WHAT THIS TASK INVOLVES: Please read the figure legend below and state what the supernatants were analyzed for and by which method.

DOCUMENT EXCERPT:
※ ※ ※
Figure 2.

IL12 in the CAR exodomain was functional, resulting in differentially expressed proteins in IL12-CAR T cells versus CAR T cells

(A) Flow cytometric analysis of phosphorylated STAT4 (pSTAT4) in conventional and IL12-CAR T cells. Representative pSTAT4 histograms of engineered T cells and mean values ±SD of three donor T cells engineered with the respective CAR are shown. Statistical significance was calculated by Student's t test. ∗p < 0.05. MFI, mean fluorescence intensity. (B) T cells with IL12-CAR and conventional CAR, respectively, were cultivated for 7 days and analyzed for several signature markers by flow cytometry and ELISA. For flow cytometric analysis, gates were set on CAR⁺ T cells and numbers of CAR T cells with expression of the respective markers were determined. CAR T cells were stained for CD56, CCR1, and CD94 expression. CAR T cells (5 × 10⁴ cells/well) were further stimulated through CD3/CD28 for 72 h with agonistic anti-CD3 and anti-CD28 mAbs (1 μg/mL each), respectively, and recorded for intracellular IL5 and surface TGFβ by flow cytometry. Supernatants were analyzed for IFN-γ by ELISA. CAR T cells were stained for CAR, CD8, CD56, CD62L, and CD94. Data represent mean values ±SD of three to five different donors. Statistical differences were determined by Student's t test.
※ ※ ※
DATA SUPPLIED:
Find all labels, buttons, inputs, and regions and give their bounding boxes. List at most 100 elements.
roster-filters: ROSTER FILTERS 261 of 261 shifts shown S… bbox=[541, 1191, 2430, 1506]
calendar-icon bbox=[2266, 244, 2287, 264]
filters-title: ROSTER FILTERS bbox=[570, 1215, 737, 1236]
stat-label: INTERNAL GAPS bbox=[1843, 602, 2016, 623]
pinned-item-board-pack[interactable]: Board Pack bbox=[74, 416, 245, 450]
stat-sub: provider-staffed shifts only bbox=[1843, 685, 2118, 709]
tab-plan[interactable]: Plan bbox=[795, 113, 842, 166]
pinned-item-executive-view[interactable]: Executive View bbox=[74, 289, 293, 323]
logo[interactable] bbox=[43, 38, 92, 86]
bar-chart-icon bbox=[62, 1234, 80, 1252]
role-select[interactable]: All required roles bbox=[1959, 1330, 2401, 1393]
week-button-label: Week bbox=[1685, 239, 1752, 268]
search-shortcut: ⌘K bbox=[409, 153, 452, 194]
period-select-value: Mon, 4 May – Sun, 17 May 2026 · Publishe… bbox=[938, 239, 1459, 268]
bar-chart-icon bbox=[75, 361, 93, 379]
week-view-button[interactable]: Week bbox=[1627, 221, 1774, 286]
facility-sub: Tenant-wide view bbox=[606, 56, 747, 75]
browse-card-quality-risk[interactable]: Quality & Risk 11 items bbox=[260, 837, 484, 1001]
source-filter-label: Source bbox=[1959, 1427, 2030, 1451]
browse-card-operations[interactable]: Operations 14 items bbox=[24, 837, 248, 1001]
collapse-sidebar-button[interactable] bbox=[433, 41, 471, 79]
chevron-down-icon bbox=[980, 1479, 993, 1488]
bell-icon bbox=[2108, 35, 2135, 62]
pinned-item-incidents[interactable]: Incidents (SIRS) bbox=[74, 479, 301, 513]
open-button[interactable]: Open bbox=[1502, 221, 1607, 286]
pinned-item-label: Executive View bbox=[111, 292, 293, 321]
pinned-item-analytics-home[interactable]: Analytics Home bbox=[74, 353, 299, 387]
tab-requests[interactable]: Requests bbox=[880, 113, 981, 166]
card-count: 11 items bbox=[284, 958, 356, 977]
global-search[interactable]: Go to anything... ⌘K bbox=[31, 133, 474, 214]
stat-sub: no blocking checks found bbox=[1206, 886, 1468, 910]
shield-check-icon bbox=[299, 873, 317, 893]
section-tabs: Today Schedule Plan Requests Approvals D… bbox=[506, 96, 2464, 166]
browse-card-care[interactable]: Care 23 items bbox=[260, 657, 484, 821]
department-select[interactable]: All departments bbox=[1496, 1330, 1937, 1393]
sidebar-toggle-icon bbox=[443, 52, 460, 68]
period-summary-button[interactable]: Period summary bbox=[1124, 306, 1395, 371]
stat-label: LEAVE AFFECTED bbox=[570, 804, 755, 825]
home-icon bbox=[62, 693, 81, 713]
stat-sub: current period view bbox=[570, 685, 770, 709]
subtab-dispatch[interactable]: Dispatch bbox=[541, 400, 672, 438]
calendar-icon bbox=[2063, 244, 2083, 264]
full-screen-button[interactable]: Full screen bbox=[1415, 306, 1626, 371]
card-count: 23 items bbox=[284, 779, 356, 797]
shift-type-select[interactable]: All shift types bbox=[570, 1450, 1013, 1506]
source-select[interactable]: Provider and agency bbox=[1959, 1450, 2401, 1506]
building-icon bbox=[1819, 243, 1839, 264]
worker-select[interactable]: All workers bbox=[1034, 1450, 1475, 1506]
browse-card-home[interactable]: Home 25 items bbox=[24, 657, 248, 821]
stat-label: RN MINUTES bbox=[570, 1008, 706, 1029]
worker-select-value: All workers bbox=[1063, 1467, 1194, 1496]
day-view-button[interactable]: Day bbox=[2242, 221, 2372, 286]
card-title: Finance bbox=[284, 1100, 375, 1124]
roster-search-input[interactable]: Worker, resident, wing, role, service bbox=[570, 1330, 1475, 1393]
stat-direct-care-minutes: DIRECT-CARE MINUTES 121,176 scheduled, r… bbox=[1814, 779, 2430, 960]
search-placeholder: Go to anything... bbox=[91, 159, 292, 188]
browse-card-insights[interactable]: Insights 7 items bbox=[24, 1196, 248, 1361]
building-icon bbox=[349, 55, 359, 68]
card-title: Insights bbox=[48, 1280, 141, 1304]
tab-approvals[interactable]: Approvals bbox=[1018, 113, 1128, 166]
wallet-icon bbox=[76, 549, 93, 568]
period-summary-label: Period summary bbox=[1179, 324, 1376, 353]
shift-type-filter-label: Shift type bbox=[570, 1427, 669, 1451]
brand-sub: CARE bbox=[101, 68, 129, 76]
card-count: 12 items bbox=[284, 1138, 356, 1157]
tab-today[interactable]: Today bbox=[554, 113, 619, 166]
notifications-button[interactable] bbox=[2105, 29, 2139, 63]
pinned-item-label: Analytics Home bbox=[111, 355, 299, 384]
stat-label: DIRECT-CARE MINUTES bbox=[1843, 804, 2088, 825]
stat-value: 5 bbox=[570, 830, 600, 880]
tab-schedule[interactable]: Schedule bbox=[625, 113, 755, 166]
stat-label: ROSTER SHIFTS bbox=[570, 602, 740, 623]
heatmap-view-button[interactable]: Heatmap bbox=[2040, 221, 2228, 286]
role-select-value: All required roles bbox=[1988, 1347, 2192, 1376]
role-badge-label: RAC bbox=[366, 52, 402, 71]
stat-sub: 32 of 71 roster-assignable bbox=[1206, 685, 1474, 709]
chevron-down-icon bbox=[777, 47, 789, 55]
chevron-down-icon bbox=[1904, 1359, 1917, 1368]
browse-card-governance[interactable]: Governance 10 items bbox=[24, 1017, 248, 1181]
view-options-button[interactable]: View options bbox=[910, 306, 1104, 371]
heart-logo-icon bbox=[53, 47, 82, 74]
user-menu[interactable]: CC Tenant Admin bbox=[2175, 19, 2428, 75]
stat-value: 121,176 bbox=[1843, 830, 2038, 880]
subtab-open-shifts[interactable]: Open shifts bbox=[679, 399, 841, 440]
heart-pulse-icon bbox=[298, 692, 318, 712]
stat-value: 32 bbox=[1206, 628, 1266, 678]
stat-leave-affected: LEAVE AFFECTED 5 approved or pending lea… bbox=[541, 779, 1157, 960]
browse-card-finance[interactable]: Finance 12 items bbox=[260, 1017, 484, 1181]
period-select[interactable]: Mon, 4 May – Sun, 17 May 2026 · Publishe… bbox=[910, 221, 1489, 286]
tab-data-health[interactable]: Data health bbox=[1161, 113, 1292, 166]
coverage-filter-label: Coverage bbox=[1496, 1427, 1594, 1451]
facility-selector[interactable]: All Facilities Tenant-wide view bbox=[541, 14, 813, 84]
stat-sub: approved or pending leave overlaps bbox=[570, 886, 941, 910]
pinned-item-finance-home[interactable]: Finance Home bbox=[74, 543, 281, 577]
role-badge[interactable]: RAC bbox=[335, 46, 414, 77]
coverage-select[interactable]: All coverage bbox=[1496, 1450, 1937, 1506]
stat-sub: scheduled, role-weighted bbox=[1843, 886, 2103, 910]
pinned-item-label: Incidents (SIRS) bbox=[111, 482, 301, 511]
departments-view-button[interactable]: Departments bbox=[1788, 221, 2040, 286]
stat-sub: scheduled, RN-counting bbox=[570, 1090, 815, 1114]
※ ※ ※
THE COMPLETED TASK: IFN-γ, by ELISA.